[YOUR INSTRUCTIONS] In the material below, find each line holding the string "this" and copy it.

[Stored dataset items]
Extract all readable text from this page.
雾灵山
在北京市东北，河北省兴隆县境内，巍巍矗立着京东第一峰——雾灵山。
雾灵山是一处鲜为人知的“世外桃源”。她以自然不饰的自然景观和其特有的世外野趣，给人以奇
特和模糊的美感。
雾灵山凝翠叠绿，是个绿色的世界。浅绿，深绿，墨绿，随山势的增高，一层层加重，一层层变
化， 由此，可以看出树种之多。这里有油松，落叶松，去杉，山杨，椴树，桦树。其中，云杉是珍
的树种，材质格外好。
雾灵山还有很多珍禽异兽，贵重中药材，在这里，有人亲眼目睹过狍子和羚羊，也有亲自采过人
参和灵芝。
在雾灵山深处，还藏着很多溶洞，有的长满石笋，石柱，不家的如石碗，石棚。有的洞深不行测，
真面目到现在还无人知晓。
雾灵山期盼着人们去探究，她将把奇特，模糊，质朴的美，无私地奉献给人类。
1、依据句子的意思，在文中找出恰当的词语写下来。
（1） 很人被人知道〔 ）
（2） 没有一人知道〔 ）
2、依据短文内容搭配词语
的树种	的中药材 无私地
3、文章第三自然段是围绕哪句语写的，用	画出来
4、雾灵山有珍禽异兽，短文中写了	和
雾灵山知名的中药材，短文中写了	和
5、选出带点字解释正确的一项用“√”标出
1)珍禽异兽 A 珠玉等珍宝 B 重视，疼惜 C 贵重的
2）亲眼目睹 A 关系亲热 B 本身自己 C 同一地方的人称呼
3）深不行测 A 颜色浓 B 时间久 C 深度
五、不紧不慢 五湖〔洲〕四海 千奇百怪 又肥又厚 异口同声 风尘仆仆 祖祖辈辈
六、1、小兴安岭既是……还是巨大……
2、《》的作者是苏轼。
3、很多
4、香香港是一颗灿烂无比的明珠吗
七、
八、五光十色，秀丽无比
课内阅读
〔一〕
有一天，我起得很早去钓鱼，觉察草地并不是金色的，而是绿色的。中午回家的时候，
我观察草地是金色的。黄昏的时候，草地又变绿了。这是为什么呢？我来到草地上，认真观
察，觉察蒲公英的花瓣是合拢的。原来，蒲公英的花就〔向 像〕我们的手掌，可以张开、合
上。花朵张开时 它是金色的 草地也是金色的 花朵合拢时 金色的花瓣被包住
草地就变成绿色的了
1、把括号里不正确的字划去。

* * *

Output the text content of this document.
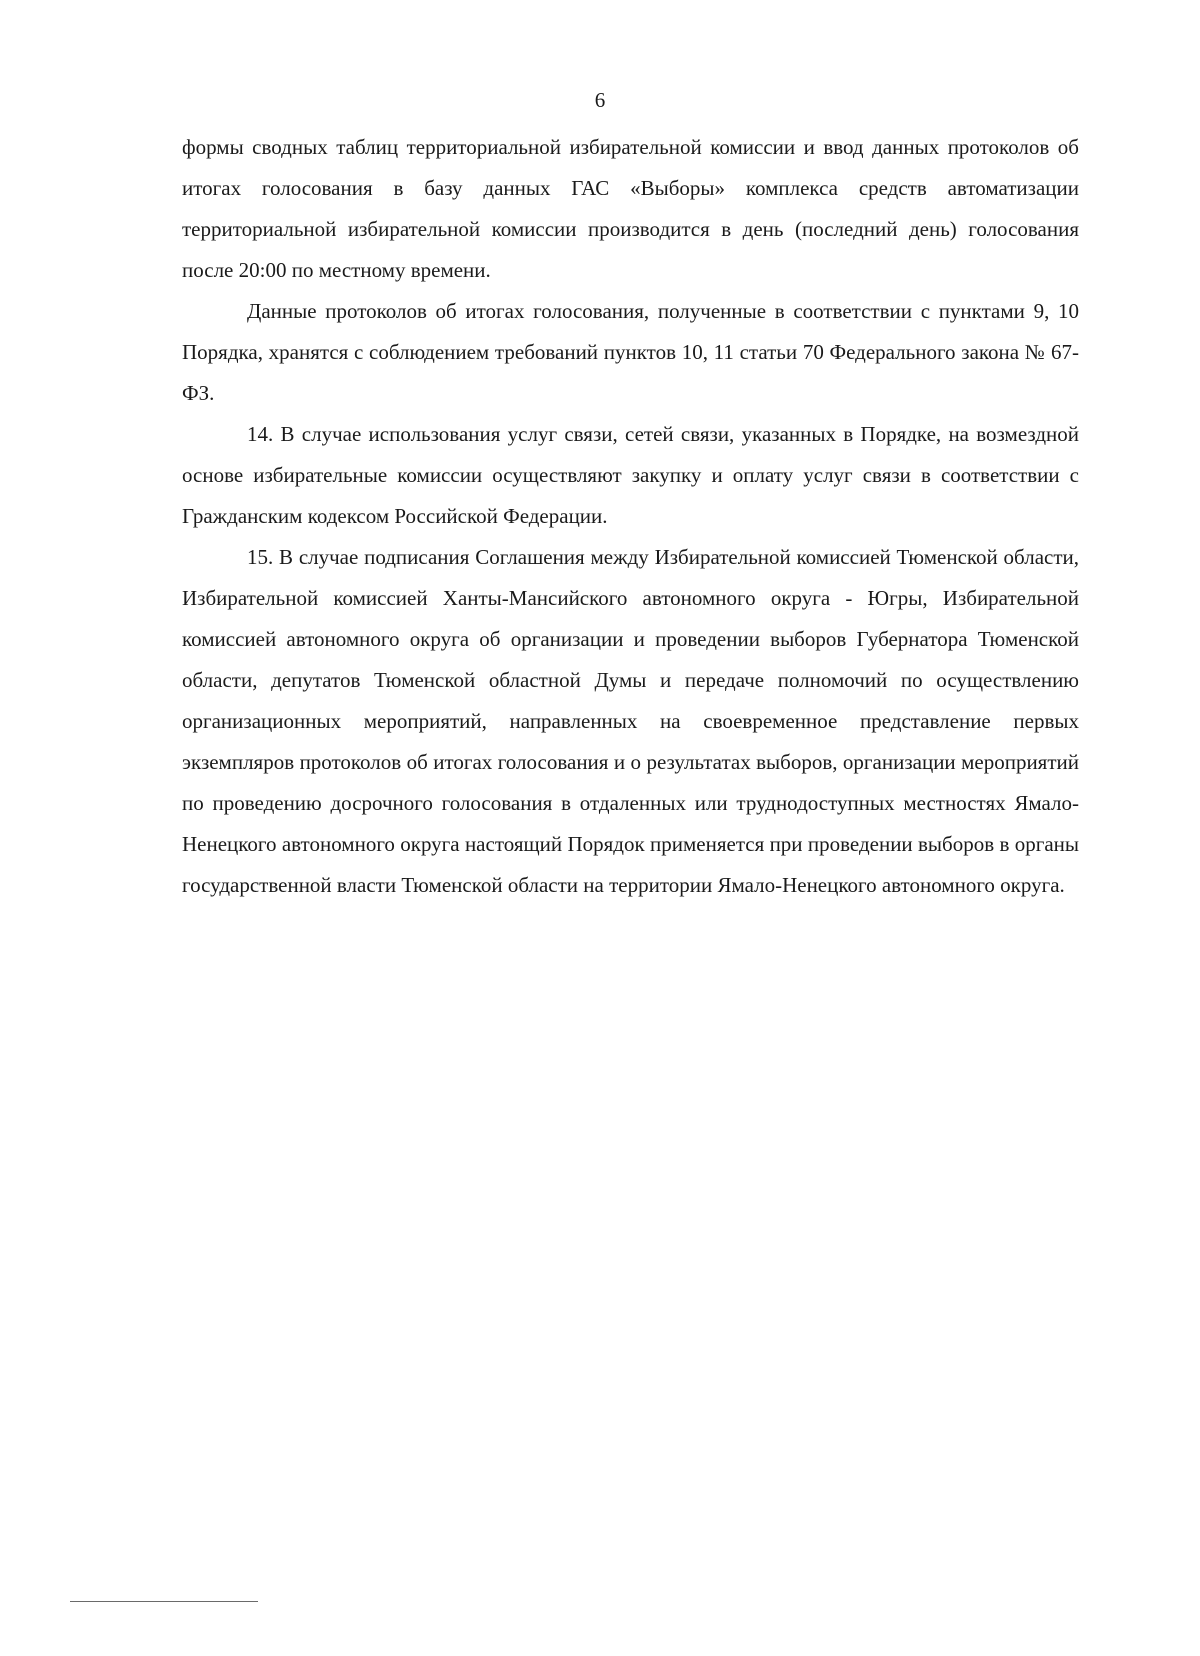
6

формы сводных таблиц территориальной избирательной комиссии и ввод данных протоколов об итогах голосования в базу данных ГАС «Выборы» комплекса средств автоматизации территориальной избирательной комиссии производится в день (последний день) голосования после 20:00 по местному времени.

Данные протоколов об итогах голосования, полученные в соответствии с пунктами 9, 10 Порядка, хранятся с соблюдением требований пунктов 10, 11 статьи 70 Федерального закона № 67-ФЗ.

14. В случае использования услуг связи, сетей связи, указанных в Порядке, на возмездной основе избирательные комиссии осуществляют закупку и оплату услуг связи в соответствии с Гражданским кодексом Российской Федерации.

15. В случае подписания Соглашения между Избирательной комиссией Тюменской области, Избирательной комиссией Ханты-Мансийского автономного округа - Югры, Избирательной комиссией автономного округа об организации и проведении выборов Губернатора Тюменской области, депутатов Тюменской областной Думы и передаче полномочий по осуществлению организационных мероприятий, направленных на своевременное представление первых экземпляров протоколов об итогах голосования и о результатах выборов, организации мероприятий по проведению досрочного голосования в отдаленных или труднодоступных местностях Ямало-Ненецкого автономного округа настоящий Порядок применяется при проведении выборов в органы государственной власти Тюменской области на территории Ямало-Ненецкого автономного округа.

---

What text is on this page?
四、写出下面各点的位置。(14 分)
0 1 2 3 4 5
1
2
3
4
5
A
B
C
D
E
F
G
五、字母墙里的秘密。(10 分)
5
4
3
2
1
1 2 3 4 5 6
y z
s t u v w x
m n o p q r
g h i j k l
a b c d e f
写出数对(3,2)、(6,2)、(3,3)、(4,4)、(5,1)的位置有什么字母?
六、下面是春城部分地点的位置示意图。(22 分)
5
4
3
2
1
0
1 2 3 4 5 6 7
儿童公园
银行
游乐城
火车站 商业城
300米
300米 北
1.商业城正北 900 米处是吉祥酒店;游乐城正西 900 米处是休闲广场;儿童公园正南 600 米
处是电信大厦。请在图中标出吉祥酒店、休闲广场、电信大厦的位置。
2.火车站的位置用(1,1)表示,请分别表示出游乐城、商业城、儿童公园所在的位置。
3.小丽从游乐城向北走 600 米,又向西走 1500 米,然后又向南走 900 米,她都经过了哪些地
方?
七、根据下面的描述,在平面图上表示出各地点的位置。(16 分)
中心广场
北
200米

[RESULT OF THE TASK]
Extract all readable text from this page.
Output the text content of this document.
What text is on this page?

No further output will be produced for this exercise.